Items from a figure collection:

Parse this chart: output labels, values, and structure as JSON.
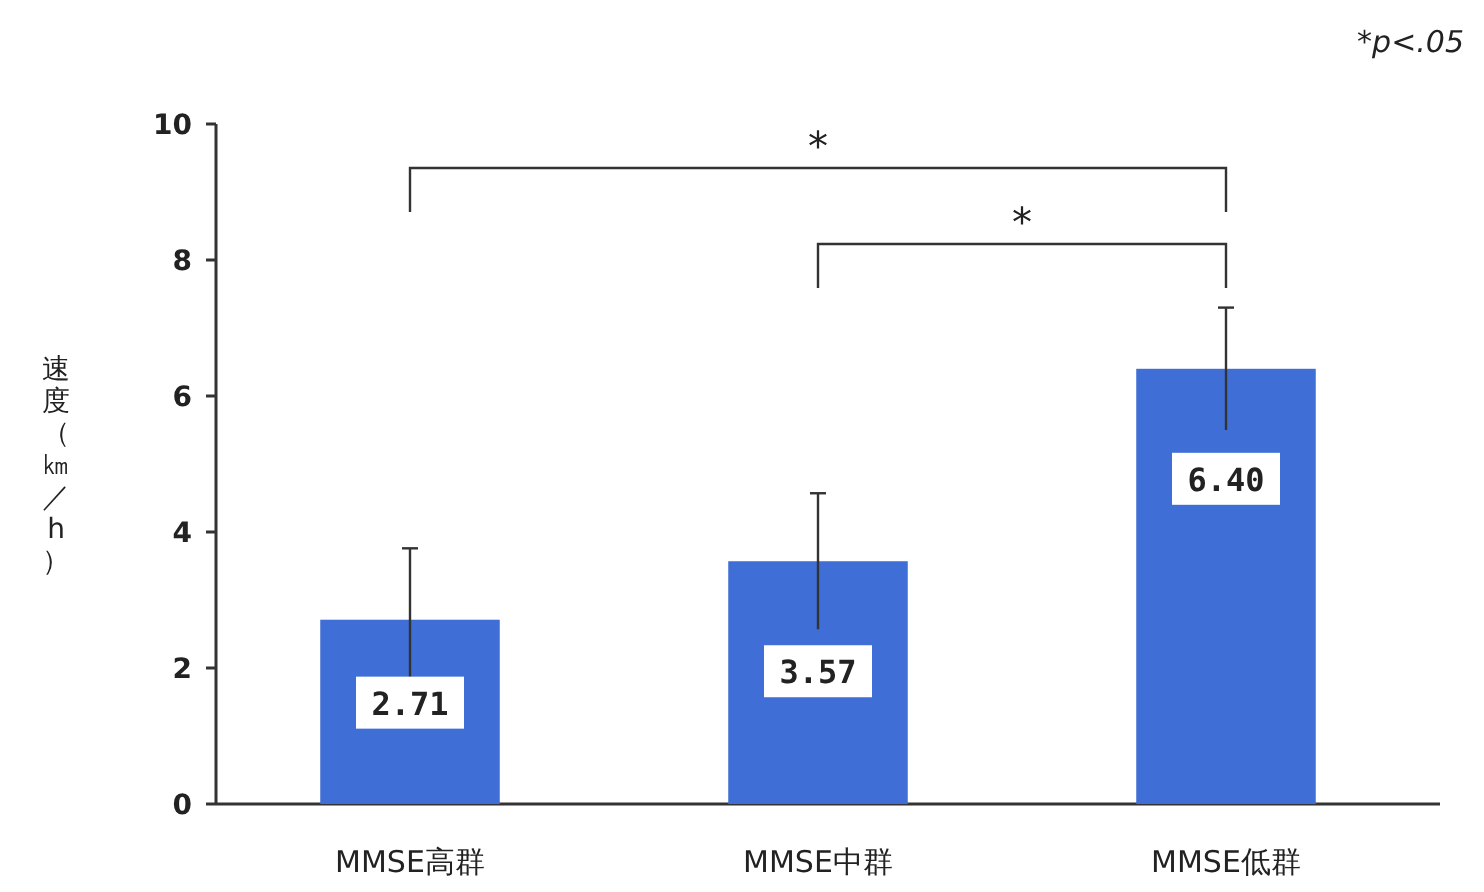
{
  "chart_data": {
    "type": "bar",
    "ylabel": "速度（㎞／h）",
    "categories": [
      "MMSE高群",
      "MMSE中群",
      "MMSE低群"
    ],
    "values": [
      2.71,
      3.57,
      6.4
    ],
    "value_labels": [
      "2.71",
      "3.57",
      "6.40"
    ],
    "errors": [
      1.05,
      1.0,
      0.9
    ],
    "color": "#3f6fd6",
    "ylim": [
      0,
      10
    ],
    "yticks": [
      0,
      2,
      4,
      6,
      8,
      10
    ],
    "annotations": [
      "*p<.05",
      "*",
      "*"
    ],
    "grid": false
  }
}
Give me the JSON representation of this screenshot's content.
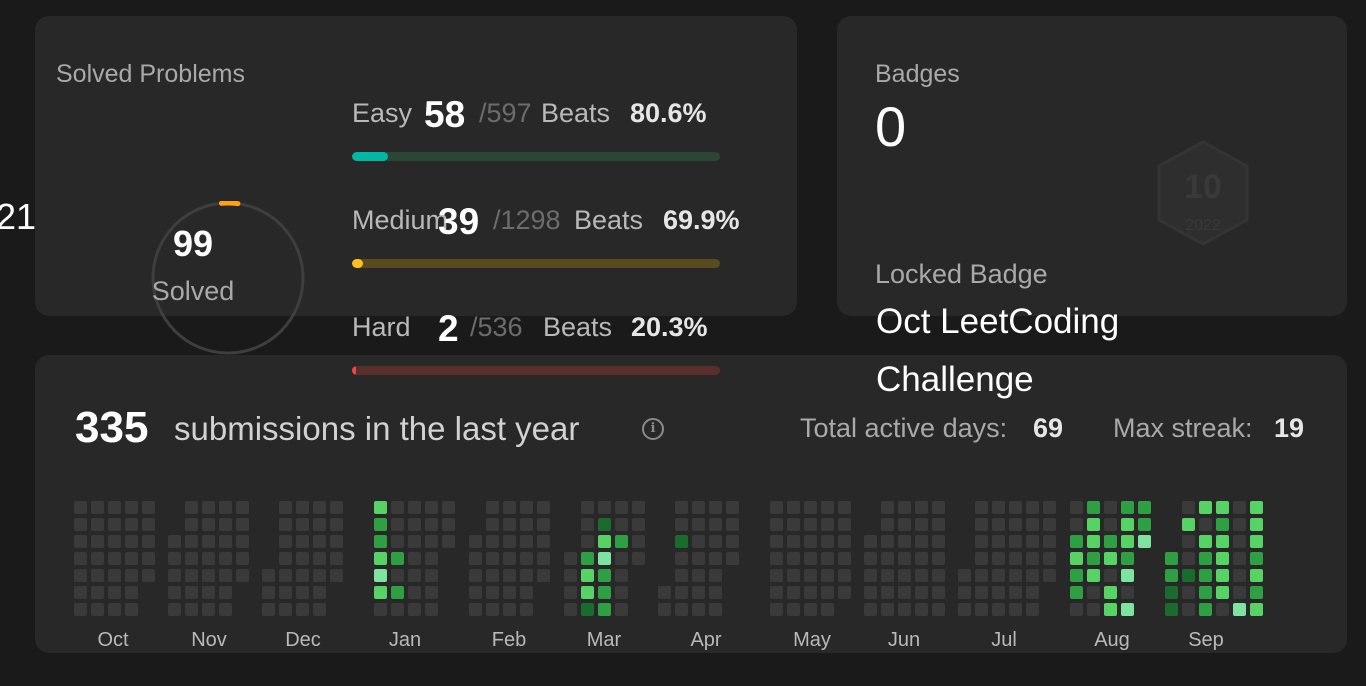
{
  "edge_fragment": "21",
  "solved": {
    "title": "Solved Problems",
    "count": "99",
    "count_label": "Solved",
    "ring_color": "#ffa116",
    "difficulties": [
      {
        "name": "Easy",
        "solved": "58",
        "total": "/597",
        "beats_label": "Beats",
        "beats": "80.6%",
        "progress": 0.097,
        "fill_color": "#00b8a3",
        "track_color": "#2b4634"
      },
      {
        "name": "Medium",
        "solved": "39",
        "total": "/1298",
        "beats_label": "Beats",
        "beats": "69.9%",
        "progress": 0.03,
        "fill_color": "#ffc01e",
        "track_color": "#5a4a1f"
      },
      {
        "name": "Hard",
        "solved": "2",
        "total": "/536",
        "beats_label": "Beats",
        "beats": "20.3%",
        "progress": 0.004,
        "fill_color": "#ef4743",
        "track_color": "#5a2e2b"
      }
    ]
  },
  "badges": {
    "title": "Badges",
    "count": "0",
    "locked_label": "Locked Badge",
    "locked_name_line1": "Oct LeetCoding",
    "locked_name_line2": "Challenge",
    "badge_art_number": "10",
    "badge_art_year": "2022",
    "badge_icon": "hexagon-badge-icon"
  },
  "activity": {
    "submission_count": "335",
    "submission_text": "submissions in the last year",
    "info_icon": "info-icon",
    "active_days_label": "Total active days:",
    "active_days": "69",
    "max_streak_label": "Max streak:",
    "max_streak": "19",
    "months": [
      "Oct",
      "Nov",
      "Dec",
      "Jan",
      "Feb",
      "Mar",
      "Apr",
      "May",
      "Jun",
      "Jul",
      "Aug",
      "Sep"
    ],
    "colors": {
      "empty": "#3a3a3a",
      "level1": "#196c2e",
      "level2": "#2ea043",
      "level3": "#56d364",
      "level4": "#7ee2a0"
    }
  }
}
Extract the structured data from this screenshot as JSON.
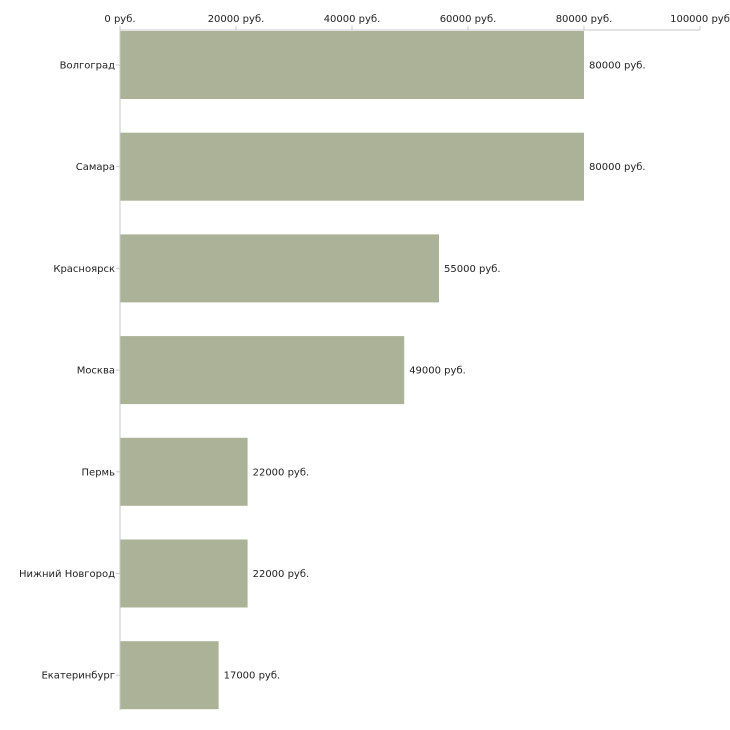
{
  "chart_data": {
    "type": "bar",
    "orientation": "horizontal",
    "categories": [
      "Волгоград",
      "Самара",
      "Красноярск",
      "Москва",
      "Пермь",
      "Нижний Новгород",
      "Екатеринбург"
    ],
    "values": [
      80000,
      80000,
      55000,
      49000,
      22000,
      22000,
      17000
    ],
    "value_labels": [
      "80000 руб.",
      "80000 руб.",
      "55000 руб.",
      "49000 руб.",
      "22000 руб.",
      "22000 руб.",
      "17000 руб."
    ],
    "x_ticks": [
      0,
      20000,
      40000,
      60000,
      80000,
      100000
    ],
    "x_tick_labels": [
      "0 руб.",
      "20000 руб.",
      "40000 руб.",
      "60000 руб.",
      "80000 руб.",
      "100000 руб"
    ],
    "xlim": [
      0,
      100000
    ],
    "axis_position": "top",
    "grid": false,
    "bar_color": "#acb297",
    "title": "",
    "xlabel": "",
    "ylabel": ""
  }
}
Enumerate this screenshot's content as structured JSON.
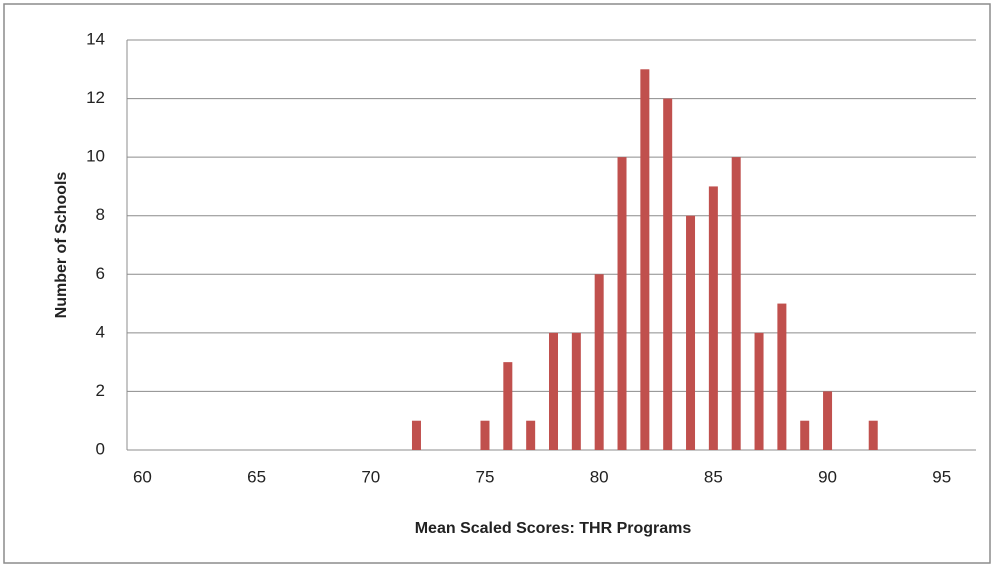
{
  "chart_data": {
    "type": "bar",
    "x_label": "Mean Scaled Scores: THR Programs",
    "y_label": "Number of Schools",
    "categories": [
      60,
      null,
      null,
      null,
      null,
      65,
      null,
      null,
      null,
      null,
      70,
      null,
      null,
      null,
      null,
      75,
      null,
      null,
      null,
      null,
      80,
      null,
      null,
      null,
      null,
      85,
      null,
      null,
      null,
      null,
      90,
      null,
      null,
      null,
      null,
      95,
      null
    ],
    "values": [
      0,
      0,
      0,
      0,
      0,
      0,
      0,
      0,
      0,
      0,
      0,
      0,
      1,
      0,
      0,
      1,
      3,
      1,
      4,
      4,
      6,
      10,
      13,
      12,
      8,
      9,
      10,
      4,
      5,
      1,
      2,
      0,
      1,
      0,
      0,
      0,
      0
    ],
    "color": "#c0504d",
    "ylim": [
      0,
      14
    ],
    "yticks": [
      0,
      2,
      4,
      6,
      8,
      10,
      12,
      14
    ],
    "grid": true
  }
}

Written problem:
Print once more, exactly, the lines from the one with "Enumerate this screenshot's" through the last line of the data, both ends included, without any pictures.

Correct output:
Enumerate this screenshot's content as structured JSON.
{
  "chart_data": {
    "type": "bar",
    "x_label": "Mean Scaled Scores: THR Programs",
    "y_label": "Number of Schools",
    "categories": [
      60,
      null,
      null,
      null,
      null,
      65,
      null,
      null,
      null,
      null,
      70,
      null,
      null,
      null,
      null,
      75,
      null,
      null,
      null,
      null,
      80,
      null,
      null,
      null,
      null,
      85,
      null,
      null,
      null,
      null,
      90,
      null,
      null,
      null,
      null,
      95,
      null
    ],
    "values": [
      0,
      0,
      0,
      0,
      0,
      0,
      0,
      0,
      0,
      0,
      0,
      0,
      1,
      0,
      0,
      1,
      3,
      1,
      4,
      4,
      6,
      10,
      13,
      12,
      8,
      9,
      10,
      4,
      5,
      1,
      2,
      0,
      1,
      0,
      0,
      0,
      0
    ],
    "color": "#c0504d",
    "ylim": [
      0,
      14
    ],
    "yticks": [
      0,
      2,
      4,
      6,
      8,
      10,
      12,
      14
    ],
    "grid": true
  }
}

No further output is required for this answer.